Materials provided:
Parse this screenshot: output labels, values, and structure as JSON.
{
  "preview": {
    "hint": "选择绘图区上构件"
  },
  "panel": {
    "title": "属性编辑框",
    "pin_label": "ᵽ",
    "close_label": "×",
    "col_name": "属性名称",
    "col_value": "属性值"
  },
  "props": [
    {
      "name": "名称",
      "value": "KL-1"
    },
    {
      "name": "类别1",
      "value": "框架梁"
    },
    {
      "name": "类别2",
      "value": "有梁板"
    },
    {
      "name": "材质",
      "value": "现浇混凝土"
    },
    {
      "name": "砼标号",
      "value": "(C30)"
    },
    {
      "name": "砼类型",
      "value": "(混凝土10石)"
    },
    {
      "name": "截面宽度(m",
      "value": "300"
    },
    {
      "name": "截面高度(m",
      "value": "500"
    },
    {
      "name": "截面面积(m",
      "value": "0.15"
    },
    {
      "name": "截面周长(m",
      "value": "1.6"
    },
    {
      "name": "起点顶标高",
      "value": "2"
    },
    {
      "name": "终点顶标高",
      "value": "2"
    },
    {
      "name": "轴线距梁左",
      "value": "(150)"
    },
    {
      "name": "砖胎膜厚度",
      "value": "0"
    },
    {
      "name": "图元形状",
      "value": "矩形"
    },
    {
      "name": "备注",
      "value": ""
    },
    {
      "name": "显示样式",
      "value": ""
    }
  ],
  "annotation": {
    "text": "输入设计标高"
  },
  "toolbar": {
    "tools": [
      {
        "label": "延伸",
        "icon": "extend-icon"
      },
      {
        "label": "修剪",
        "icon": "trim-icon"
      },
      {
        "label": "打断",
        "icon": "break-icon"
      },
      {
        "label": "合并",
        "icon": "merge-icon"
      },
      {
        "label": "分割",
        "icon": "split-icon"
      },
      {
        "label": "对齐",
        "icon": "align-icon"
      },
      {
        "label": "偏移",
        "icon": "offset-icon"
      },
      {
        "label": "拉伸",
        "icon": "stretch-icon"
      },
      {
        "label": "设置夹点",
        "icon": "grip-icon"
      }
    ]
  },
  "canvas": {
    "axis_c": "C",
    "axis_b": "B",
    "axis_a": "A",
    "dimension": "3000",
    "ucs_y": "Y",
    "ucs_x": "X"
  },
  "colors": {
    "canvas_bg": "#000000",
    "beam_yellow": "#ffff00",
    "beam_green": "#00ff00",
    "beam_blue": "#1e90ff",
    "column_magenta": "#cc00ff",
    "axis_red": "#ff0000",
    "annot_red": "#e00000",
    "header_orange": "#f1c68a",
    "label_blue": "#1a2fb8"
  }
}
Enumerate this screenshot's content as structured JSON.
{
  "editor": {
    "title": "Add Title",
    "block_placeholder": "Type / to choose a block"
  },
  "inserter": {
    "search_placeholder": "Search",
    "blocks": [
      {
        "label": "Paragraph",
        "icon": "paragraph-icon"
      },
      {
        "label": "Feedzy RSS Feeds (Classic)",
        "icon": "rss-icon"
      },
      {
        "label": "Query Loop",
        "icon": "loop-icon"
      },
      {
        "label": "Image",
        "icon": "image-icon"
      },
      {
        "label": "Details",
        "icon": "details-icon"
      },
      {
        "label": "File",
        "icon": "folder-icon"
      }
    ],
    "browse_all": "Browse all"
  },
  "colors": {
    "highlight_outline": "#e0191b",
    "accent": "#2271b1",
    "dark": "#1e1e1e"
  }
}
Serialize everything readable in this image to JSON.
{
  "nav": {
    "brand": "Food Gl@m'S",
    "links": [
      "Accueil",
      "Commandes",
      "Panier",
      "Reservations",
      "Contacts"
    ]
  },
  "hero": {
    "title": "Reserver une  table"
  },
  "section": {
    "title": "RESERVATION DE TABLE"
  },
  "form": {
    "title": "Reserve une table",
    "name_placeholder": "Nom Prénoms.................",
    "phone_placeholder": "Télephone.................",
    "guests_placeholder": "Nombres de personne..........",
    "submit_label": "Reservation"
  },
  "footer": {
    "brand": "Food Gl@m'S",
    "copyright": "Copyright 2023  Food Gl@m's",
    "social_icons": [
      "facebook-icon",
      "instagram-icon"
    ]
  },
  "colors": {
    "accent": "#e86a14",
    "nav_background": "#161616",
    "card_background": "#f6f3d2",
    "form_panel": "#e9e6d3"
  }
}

Your instructions: Print every line of the records exactly. Omit nothing.

Complete response:
Parse this screenshot: output labels, values, and structure as JSON.
{
  "preview": {
    "hint": "选择绘图区上构件"
  },
  "panel": {
    "title": "属性编辑框",
    "pin_label": "ᵽ",
    "close_label": "×",
    "col_name": "属性名称",
    "col_value": "属性值"
  },
  "props": [
    {
      "name": "名称",
      "value": "KL-1"
    },
    {
      "name": "类别1",
      "value": "框架梁"
    },
    {
      "name": "类别2",
      "value": "有梁板"
    },
    {
      "name": "材质",
      "value": "现浇混凝土"
    },
    {
      "name": "砼标号",
      "value": "(C30)"
    },
    {
      "name": "砼类型",
      "value": "(混凝土10石)"
    },
    {
      "name": "截面宽度(m",
      "value": "300"
    },
    {
      "name": "截面高度(m",
      "value": "500"
    },
    {
      "name": "截面面积(m",
      "value": "0.15"
    },
    {
      "name": "截面周长(m",
      "value": "1.6"
    },
    {
      "name": "起点顶标高",
      "value": "2"
    },
    {
      "name": "终点顶标高",
      "value": "2"
    },
    {
      "name": "轴线距梁左",
      "value": "(150)"
    },
    {
      "name": "砖胎膜厚度",
      "value": "0"
    },
    {
      "name": "图元形状",
      "value": "矩形"
    },
    {
      "name": "备注",
      "value": ""
    },
    {
      "name": "显示样式",
      "value": ""
    }
  ],
  "annotation": {
    "text": "输入设计标高"
  },
  "toolbar": {
    "tools": [
      {
        "label": "延伸",
        "icon": "extend-icon"
      },
      {
        "label": "修剪",
        "icon": "trim-icon"
      },
      {
        "label": "打断",
        "icon": "break-icon"
      },
      {
        "label": "合并",
        "icon": "merge-icon"
      },
      {
        "label": "分割",
        "icon": "split-icon"
      },
      {
        "label": "对齐",
        "icon": "align-icon"
      },
      {
        "label": "偏移",
        "icon": "offset-icon"
      },
      {
        "label": "拉伸",
        "icon": "stretch-icon"
      },
      {
        "label": "设置夹点",
        "icon": "grip-icon"
      }
    ]
  },
  "canvas": {
    "axis_c": "C",
    "axis_b": "B",
    "axis_a": "A",
    "dimension": "3000",
    "ucs_y": "Y",
    "ucs_x": "X"
  },
  "colors": {
    "canvas_bg": "#000000",
    "beam_yellow": "#ffff00",
    "beam_green": "#00ff00",
    "beam_blue": "#1e90ff",
    "column_magenta": "#cc00ff",
    "axis_red": "#ff0000",
    "annot_red": "#e00000",
    "header_orange": "#f1c68a",
    "label_blue": "#1a2fb8"
  }
}
Enumerate this screenshot's content as structured JSON.
{
  "editor": {
    "title": "Add Title",
    "block_placeholder": "Type / to choose a block"
  },
  "inserter": {
    "search_placeholder": "Search",
    "blocks": [
      {
        "label": "Paragraph",
        "icon": "paragraph-icon"
      },
      {
        "label": "Feedzy RSS Feeds (Classic)",
        "icon": "rss-icon"
      },
      {
        "label": "Query Loop",
        "icon": "loop-icon"
      },
      {
        "label": "Image",
        "icon": "image-icon"
      },
      {
        "label": "Details",
        "icon": "details-icon"
      },
      {
        "label": "File",
        "icon": "folder-icon"
      }
    ],
    "browse_all": "Browse all"
  },
  "colors": {
    "highlight_outline": "#e0191b",
    "accent": "#2271b1",
    "dark": "#1e1e1e"
  }
}
Serialize everything readable in this image to JSON.
{
  "nav": {
    "brand": "Food Gl@m'S",
    "links": [
      "Accueil",
      "Commandes",
      "Panier",
      "Reservations",
      "Contacts"
    ]
  },
  "hero": {
    "title": "Reserver une  table"
  },
  "section": {
    "title": "RESERVATION DE TABLE"
  },
  "form": {
    "title": "Reserve une table",
    "name_placeholder": "Nom Prénoms.................",
    "phone_placeholder": "Télephone.................",
    "guests_placeholder": "Nombres de personne..........",
    "submit_label": "Reservation"
  },
  "footer": {
    "brand": "Food Gl@m'S",
    "copyright": "Copyright 2023  Food Gl@m's",
    "social_icons": [
      "facebook-icon",
      "instagram-icon"
    ]
  },
  "colors": {
    "accent": "#e86a14",
    "nav_background": "#161616",
    "card_background": "#f6f3d2",
    "form_panel": "#e9e6d3"
  }
}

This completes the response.